··· Task inputs ···

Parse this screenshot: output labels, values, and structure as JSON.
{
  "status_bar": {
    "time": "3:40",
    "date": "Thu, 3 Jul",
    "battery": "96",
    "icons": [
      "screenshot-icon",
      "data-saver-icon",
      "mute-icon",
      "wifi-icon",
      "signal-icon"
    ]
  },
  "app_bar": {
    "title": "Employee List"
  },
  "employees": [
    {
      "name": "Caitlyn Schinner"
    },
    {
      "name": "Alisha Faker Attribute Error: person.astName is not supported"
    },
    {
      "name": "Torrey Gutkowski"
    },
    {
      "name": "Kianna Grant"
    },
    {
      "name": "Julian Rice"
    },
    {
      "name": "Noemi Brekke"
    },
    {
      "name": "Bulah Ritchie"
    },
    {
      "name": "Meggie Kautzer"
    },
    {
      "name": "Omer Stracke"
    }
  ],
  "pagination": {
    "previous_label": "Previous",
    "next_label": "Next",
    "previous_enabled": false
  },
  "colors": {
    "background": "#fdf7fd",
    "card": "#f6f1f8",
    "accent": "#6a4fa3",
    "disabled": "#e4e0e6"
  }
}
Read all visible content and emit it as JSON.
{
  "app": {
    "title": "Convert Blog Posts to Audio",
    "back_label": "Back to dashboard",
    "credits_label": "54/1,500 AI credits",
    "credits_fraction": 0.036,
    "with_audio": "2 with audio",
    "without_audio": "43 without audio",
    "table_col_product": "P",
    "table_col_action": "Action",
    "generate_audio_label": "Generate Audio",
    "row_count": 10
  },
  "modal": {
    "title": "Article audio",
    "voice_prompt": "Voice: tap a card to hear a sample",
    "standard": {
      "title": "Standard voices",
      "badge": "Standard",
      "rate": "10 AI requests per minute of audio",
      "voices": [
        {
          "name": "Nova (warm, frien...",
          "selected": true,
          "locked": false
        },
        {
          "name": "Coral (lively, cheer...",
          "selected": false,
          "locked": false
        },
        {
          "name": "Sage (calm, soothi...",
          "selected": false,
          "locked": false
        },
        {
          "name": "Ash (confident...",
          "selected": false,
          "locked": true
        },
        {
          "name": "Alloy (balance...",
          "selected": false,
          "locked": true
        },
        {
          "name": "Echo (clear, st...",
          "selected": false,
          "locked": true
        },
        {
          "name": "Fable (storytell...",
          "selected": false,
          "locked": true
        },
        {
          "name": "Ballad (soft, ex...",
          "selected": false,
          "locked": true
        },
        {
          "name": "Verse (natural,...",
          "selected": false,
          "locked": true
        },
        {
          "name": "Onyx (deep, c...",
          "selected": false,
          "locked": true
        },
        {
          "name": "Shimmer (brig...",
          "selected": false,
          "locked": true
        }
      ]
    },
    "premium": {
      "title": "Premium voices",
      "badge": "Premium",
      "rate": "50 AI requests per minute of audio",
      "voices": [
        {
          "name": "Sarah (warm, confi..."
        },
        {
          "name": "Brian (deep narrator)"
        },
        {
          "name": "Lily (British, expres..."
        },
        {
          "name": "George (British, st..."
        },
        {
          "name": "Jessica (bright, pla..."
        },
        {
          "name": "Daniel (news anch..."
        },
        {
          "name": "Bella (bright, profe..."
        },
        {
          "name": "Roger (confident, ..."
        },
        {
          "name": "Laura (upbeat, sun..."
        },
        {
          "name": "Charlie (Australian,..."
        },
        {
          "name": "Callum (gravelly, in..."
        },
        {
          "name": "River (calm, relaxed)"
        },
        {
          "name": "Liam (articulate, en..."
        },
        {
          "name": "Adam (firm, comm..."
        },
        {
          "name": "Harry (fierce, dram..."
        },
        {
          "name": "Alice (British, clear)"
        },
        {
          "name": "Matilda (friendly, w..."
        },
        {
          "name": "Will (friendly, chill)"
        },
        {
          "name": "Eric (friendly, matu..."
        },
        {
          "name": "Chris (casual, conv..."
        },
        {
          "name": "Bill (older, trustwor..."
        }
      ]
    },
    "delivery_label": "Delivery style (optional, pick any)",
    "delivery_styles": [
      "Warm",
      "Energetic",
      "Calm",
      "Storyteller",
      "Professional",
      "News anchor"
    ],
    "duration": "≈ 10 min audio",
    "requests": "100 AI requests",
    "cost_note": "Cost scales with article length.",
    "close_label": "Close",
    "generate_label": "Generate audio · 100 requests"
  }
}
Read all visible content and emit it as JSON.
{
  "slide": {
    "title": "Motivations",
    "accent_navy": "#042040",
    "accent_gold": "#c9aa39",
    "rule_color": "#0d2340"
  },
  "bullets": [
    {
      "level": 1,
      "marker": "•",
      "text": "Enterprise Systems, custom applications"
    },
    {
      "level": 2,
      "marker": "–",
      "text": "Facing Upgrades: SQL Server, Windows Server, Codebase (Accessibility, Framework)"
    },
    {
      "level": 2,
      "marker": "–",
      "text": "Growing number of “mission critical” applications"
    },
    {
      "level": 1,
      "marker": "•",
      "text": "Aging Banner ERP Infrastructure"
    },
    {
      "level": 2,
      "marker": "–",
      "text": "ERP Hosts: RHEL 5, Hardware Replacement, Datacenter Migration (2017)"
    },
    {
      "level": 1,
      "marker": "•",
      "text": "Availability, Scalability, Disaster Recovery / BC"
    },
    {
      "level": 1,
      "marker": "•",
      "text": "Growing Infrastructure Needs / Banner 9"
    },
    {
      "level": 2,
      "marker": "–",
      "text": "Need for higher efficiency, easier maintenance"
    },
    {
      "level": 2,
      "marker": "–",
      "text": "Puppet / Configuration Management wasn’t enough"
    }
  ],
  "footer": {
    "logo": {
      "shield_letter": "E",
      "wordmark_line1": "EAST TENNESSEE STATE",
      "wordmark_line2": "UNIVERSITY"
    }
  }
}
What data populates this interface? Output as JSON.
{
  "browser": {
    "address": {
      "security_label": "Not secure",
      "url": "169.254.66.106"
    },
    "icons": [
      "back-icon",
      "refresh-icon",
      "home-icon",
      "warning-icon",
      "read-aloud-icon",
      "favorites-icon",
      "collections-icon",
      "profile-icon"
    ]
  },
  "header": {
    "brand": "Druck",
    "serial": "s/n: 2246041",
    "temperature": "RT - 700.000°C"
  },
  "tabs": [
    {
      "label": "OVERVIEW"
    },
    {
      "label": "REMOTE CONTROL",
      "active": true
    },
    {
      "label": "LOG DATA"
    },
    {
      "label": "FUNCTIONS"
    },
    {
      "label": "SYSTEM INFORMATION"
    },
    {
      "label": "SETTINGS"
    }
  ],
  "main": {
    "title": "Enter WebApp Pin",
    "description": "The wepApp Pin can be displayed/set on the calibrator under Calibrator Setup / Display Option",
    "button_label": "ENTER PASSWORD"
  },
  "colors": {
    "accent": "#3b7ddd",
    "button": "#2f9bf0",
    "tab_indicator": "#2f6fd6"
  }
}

···

Pull out all lines from the listing that contain the string "Banner".

### Answer to the task
      "text": "Aging Banner ERP Infrastructure"
      "text": "Growing Infrastructure Needs / Banner 9"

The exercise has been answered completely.